** What you will do **
Lines containing the string "kind" are to be collected in full.

═══ Records for the exercise

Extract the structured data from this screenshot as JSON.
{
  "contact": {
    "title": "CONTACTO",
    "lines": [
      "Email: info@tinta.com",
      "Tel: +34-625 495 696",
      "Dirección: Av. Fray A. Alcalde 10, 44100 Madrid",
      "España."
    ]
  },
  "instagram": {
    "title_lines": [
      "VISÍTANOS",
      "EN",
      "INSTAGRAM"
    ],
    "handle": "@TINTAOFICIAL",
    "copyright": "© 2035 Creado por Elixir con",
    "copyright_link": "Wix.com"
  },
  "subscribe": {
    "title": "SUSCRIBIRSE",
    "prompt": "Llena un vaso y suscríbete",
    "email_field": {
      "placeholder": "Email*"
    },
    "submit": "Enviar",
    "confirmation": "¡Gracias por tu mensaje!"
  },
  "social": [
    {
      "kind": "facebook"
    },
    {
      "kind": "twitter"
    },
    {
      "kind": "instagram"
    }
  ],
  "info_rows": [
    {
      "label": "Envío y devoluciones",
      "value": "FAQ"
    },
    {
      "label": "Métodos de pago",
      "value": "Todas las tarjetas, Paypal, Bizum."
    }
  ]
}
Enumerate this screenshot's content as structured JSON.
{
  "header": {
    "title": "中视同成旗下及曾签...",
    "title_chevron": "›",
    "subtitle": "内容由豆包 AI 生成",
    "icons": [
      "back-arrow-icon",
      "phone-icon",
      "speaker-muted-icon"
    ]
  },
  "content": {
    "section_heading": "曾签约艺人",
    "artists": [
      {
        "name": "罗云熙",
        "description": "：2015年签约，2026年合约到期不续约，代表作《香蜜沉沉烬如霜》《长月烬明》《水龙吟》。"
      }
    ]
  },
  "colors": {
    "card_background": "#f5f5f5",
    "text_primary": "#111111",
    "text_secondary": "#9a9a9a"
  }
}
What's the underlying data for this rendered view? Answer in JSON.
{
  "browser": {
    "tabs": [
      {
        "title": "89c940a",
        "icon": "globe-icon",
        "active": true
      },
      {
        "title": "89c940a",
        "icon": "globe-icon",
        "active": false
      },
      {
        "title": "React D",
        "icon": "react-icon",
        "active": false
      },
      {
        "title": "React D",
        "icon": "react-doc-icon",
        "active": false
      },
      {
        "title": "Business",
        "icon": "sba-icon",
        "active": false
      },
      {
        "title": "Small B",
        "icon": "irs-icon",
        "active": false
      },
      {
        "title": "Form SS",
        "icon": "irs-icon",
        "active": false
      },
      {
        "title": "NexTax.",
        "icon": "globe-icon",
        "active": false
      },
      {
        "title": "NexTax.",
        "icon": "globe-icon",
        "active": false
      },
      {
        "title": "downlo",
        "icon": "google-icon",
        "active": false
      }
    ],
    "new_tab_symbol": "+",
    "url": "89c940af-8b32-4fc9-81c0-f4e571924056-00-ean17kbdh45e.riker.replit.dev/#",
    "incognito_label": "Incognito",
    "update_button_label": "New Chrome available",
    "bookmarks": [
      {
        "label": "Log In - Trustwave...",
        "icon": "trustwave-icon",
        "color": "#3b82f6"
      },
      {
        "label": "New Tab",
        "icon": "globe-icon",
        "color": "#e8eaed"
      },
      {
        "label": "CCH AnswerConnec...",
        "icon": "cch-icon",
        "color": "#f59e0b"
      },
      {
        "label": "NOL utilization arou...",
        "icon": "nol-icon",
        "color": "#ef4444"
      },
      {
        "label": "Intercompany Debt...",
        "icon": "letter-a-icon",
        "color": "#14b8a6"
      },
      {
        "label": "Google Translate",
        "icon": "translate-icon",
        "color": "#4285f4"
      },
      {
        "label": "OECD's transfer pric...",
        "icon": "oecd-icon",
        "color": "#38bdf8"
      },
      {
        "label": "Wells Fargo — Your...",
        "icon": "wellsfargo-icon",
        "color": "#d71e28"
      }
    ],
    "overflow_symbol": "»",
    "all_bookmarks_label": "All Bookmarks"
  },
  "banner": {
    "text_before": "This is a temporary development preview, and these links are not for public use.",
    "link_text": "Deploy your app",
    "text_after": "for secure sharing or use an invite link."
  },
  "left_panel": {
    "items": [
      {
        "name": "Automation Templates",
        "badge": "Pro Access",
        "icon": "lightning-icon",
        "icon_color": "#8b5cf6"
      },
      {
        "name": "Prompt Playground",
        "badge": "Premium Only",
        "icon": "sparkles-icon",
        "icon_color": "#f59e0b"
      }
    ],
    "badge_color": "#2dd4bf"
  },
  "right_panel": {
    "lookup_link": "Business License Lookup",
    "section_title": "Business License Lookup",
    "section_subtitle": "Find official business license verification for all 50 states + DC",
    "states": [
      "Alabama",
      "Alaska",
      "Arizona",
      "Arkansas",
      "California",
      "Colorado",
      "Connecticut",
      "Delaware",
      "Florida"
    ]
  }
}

══════

** Final result **
      "kind": "facebook"
      "kind": "twitter"
      "kind": "instagram"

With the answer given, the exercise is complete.